What this task involves | Extract the listing in its entirety, keeping each line identical to the original.

Dataset records:
↓
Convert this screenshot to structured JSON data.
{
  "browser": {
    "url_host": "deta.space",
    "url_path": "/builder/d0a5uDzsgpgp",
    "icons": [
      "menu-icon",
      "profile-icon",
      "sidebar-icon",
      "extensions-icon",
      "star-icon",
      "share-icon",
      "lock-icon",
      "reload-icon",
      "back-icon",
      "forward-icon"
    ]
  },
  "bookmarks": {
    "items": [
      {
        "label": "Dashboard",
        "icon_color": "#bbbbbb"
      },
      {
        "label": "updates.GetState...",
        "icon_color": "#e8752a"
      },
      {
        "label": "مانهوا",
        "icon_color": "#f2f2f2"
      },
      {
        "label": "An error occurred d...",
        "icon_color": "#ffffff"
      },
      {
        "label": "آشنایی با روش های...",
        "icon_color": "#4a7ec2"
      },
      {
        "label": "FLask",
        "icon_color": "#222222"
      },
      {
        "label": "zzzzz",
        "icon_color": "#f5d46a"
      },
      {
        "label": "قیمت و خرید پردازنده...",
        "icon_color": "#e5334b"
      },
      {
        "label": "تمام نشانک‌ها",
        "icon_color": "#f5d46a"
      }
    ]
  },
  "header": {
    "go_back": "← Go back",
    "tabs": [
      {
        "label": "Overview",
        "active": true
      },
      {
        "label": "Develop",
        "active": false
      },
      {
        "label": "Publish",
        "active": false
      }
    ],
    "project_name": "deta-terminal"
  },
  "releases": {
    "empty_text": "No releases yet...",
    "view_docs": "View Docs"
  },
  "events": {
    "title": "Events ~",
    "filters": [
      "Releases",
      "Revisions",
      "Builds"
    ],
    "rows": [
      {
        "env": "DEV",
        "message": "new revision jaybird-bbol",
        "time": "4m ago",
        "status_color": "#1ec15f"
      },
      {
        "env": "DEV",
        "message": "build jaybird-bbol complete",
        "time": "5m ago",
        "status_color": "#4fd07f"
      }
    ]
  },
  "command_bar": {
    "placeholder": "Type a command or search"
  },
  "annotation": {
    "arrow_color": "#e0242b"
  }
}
↑
Written answer |
Convert this screenshot to structured JSON data.
{
  "browser": {
    "url_host": "deta.space",
    "url_path": "/builder/d0a5uDzsgpgp",
    "icons": [
      "menu-icon",
      "profile-icon",
      "sidebar-icon",
      "extensions-icon",
      "star-icon",
      "share-icon",
      "lock-icon",
      "reload-icon",
      "back-icon",
      "forward-icon"
    ]
  },
  "bookmarks": {
    "items": [
      {
        "label": "Dashboard",
        "icon_color": "#bbbbbb"
      },
      {
        "label": "updates.GetState...",
        "icon_color": "#e8752a"
      },
      {
        "label": "مانهوا",
        "icon_color": "#f2f2f2"
      },
      {
        "label": "An error occurred d...",
        "icon_color": "#ffffff"
      },
      {
        "label": "آشنایی با روش های...",
        "icon_color": "#4a7ec2"
      },
      {
        "label": "FLask",
        "icon_color": "#222222"
      },
      {
        "label": "zzzzz",
        "icon_color": "#f5d46a"
      },
      {
        "label": "قیمت و خرید پردازنده...",
        "icon_color": "#e5334b"
      },
      {
        "label": "تمام نشانک‌ها",
        "icon_color": "#f5d46a"
      }
    ]
  },
  "header": {
    "go_back": "← Go back",
    "tabs": [
      {
        "label": "Overview",
        "active": true
      },
      {
        "label": "Develop",
        "active": false
      },
      {
        "label": "Publish",
        "active": false
      }
    ],
    "project_name": "deta-terminal"
  },
  "releases": {
    "empty_text": "No releases yet...",
    "view_docs": "View Docs"
  },
  "events": {
    "title": "Events ~",
    "filters": [
      "Releases",
      "Revisions",
      "Builds"
    ],
    "rows": [
      {
        "env": "DEV",
        "message": "new revision jaybird-bbol",
        "time": "4m ago",
        "status_color": "#1ec15f"
      },
      {
        "env": "DEV",
        "message": "build jaybird-bbol complete",
        "time": "5m ago",
        "status_color": "#4fd07f"
      }
    ]
  },
  "command_bar": {
    "placeholder": "Type a command or search"
  },
  "annotation": {
    "arrow_color": "#e0242b"
  }
}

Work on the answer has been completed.